Data for this exercise >>
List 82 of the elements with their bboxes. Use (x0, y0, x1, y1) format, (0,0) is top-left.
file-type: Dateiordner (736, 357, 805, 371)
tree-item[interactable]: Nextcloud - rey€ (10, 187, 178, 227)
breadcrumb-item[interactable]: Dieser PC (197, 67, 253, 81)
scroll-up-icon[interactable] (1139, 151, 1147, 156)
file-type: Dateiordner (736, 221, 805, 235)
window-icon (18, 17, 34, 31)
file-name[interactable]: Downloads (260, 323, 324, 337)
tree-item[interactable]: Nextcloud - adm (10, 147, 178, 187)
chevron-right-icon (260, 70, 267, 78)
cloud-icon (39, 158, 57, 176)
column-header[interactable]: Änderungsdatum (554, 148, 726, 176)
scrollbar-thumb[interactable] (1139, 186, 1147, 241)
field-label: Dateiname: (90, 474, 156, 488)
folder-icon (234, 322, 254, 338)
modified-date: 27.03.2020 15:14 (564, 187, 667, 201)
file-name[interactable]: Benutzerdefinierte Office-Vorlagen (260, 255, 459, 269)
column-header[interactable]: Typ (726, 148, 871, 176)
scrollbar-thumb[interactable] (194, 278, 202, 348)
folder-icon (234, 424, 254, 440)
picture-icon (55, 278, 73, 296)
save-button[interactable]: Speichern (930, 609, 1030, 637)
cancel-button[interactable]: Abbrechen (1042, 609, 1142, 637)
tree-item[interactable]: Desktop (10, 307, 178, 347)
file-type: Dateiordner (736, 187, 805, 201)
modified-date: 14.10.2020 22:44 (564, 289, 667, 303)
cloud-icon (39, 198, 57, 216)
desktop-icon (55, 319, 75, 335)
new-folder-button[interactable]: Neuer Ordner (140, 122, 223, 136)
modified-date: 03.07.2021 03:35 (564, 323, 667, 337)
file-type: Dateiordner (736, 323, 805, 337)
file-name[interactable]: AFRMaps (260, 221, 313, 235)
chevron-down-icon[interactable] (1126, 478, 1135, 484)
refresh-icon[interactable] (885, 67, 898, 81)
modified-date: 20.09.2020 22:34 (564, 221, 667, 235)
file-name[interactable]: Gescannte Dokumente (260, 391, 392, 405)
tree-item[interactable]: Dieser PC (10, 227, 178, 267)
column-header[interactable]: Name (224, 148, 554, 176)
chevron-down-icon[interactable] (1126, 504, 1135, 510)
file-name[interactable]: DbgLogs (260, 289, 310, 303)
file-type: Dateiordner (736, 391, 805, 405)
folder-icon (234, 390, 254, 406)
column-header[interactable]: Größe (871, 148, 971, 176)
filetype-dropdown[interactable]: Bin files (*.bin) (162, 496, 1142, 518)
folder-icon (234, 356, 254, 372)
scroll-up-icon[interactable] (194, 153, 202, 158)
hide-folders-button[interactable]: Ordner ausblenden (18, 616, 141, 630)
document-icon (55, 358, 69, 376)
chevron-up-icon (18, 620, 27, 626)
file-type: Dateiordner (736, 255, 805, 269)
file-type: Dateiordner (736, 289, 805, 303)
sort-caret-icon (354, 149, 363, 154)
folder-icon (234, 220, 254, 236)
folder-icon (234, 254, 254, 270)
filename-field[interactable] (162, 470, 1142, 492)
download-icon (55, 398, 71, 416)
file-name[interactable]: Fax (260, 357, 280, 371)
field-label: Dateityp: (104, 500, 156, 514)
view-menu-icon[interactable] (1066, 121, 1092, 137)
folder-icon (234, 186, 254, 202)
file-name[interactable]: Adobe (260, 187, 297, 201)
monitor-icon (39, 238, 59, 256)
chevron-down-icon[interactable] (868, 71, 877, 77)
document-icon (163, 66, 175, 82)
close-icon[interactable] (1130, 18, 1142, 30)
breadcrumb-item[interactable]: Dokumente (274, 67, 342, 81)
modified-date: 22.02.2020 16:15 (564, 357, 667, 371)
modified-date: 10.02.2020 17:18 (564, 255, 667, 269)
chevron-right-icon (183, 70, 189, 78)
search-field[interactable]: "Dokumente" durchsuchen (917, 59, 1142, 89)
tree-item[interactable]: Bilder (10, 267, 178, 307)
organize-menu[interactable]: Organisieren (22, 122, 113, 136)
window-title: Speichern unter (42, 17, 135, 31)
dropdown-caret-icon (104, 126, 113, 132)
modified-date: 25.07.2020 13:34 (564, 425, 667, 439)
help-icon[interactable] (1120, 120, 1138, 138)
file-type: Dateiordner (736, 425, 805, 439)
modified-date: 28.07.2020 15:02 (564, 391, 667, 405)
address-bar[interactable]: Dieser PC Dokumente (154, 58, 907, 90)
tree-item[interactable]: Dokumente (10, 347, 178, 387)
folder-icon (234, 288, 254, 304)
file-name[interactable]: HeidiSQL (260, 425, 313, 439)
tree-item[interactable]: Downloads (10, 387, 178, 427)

Given problem >>
Reproduce all of the material above word for word.

Right answer >>
List 82 of the elements with their bboxes. Use (x0, y0, x1, y1) format, (0,0) is top-left.
file-type: Dateiordner (736, 357, 805, 371)
tree-item[interactable]: Nextcloud - rey€ (10, 187, 178, 227)
breadcrumb-item[interactable]: Dieser PC (197, 67, 253, 81)
scroll-up-icon[interactable] (1139, 151, 1147, 156)
file-type: Dateiordner (736, 221, 805, 235)
window-icon (18, 17, 34, 31)
file-name[interactable]: Downloads (260, 323, 324, 337)
tree-item[interactable]: Nextcloud - adm (10, 147, 178, 187)
chevron-right-icon (260, 70, 267, 78)
cloud-icon (39, 158, 57, 176)
column-header[interactable]: Änderungsdatum (554, 148, 726, 176)
scrollbar-thumb[interactable] (1139, 186, 1147, 241)
field-label: Dateiname: (90, 474, 156, 488)
folder-icon (234, 322, 254, 338)
modified-date: 27.03.2020 15:14 (564, 187, 667, 201)
file-name[interactable]: Benutzerdefinierte Office-Vorlagen (260, 255, 459, 269)
column-header[interactable]: Typ (726, 148, 871, 176)
scrollbar-thumb[interactable] (194, 278, 202, 348)
folder-icon (234, 424, 254, 440)
picture-icon (55, 278, 73, 296)
save-button[interactable]: Speichern (930, 609, 1030, 637)
cancel-button[interactable]: Abbrechen (1042, 609, 1142, 637)
tree-item[interactable]: Desktop (10, 307, 178, 347)
file-type: Dateiordner (736, 187, 805, 201)
modified-date: 14.10.2020 22:44 (564, 289, 667, 303)
cloud-icon (39, 198, 57, 216)
desktop-icon (55, 319, 75, 335)
new-folder-button[interactable]: Neuer Ordner (140, 122, 223, 136)
modified-date: 03.07.2021 03:35 (564, 323, 667, 337)
file-type: Dateiordner (736, 323, 805, 337)
file-name[interactable]: AFRMaps (260, 221, 313, 235)
chevron-down-icon[interactable] (1126, 478, 1135, 484)
refresh-icon[interactable] (885, 67, 898, 81)
modified-date: 20.09.2020 22:34 (564, 221, 667, 235)
file-name[interactable]: Gescannte Dokumente (260, 391, 392, 405)
tree-item[interactable]: Dieser PC (10, 227, 178, 267)
column-header[interactable]: Name (224, 148, 554, 176)
chevron-down-icon[interactable] (1126, 504, 1135, 510)
file-name[interactable]: DbgLogs (260, 289, 310, 303)
file-type: Dateiordner (736, 391, 805, 405)
folder-icon (234, 390, 254, 406)
column-header[interactable]: Größe (871, 148, 971, 176)
filetype-dropdown[interactable]: Bin files (*.bin) (162, 496, 1142, 518)
folder-icon (234, 356, 254, 372)
scroll-up-icon[interactable] (194, 153, 202, 158)
hide-folders-button[interactable]: Ordner ausblenden (18, 616, 141, 630)
document-icon (55, 358, 69, 376)
chevron-up-icon (18, 620, 27, 626)
file-type: Dateiordner (736, 255, 805, 269)
file-type: Dateiordner (736, 289, 805, 303)
sort-caret-icon (354, 149, 363, 154)
folder-icon (234, 220, 254, 236)
folder-icon (234, 254, 254, 270)
filename-field[interactable] (162, 470, 1142, 492)
download-icon (55, 398, 71, 416)
file-name[interactable]: Fax (260, 357, 280, 371)
field-label: Dateityp: (104, 500, 156, 514)
view-menu-icon[interactable] (1066, 121, 1092, 137)
folder-icon (234, 186, 254, 202)
file-name[interactable]: Adobe (260, 187, 297, 201)
monitor-icon (39, 238, 59, 256)
chevron-down-icon[interactable] (868, 71, 877, 77)
document-icon (163, 66, 175, 82)
close-icon[interactable] (1130, 18, 1142, 30)
breadcrumb-item[interactable]: Dokumente (274, 67, 342, 81)
modified-date: 22.02.2020 16:15 (564, 357, 667, 371)
modified-date: 10.02.2020 17:18 (564, 255, 667, 269)
chevron-right-icon (183, 70, 189, 78)
search-field[interactable]: "Dokumente" durchsuchen (917, 59, 1142, 89)
tree-item[interactable]: Bilder (10, 267, 178, 307)
organize-menu[interactable]: Organisieren (22, 122, 113, 136)
window-title: Speichern unter (42, 17, 135, 31)
dropdown-caret-icon (104, 126, 113, 132)
modified-date: 25.07.2020 13:34 (564, 425, 667, 439)
help-icon[interactable] (1120, 120, 1138, 138)
file-type: Dateiordner (736, 425, 805, 439)
modified-date: 28.07.2020 15:02 (564, 391, 667, 405)
address-bar[interactable]: Dieser PC Dokumente (154, 58, 907, 90)
tree-item[interactable]: Dokumente (10, 347, 178, 387)
folder-icon (234, 288, 254, 304)
file-name[interactable]: HeidiSQL (260, 425, 313, 439)
tree-item[interactable]: Downloads (10, 387, 178, 427)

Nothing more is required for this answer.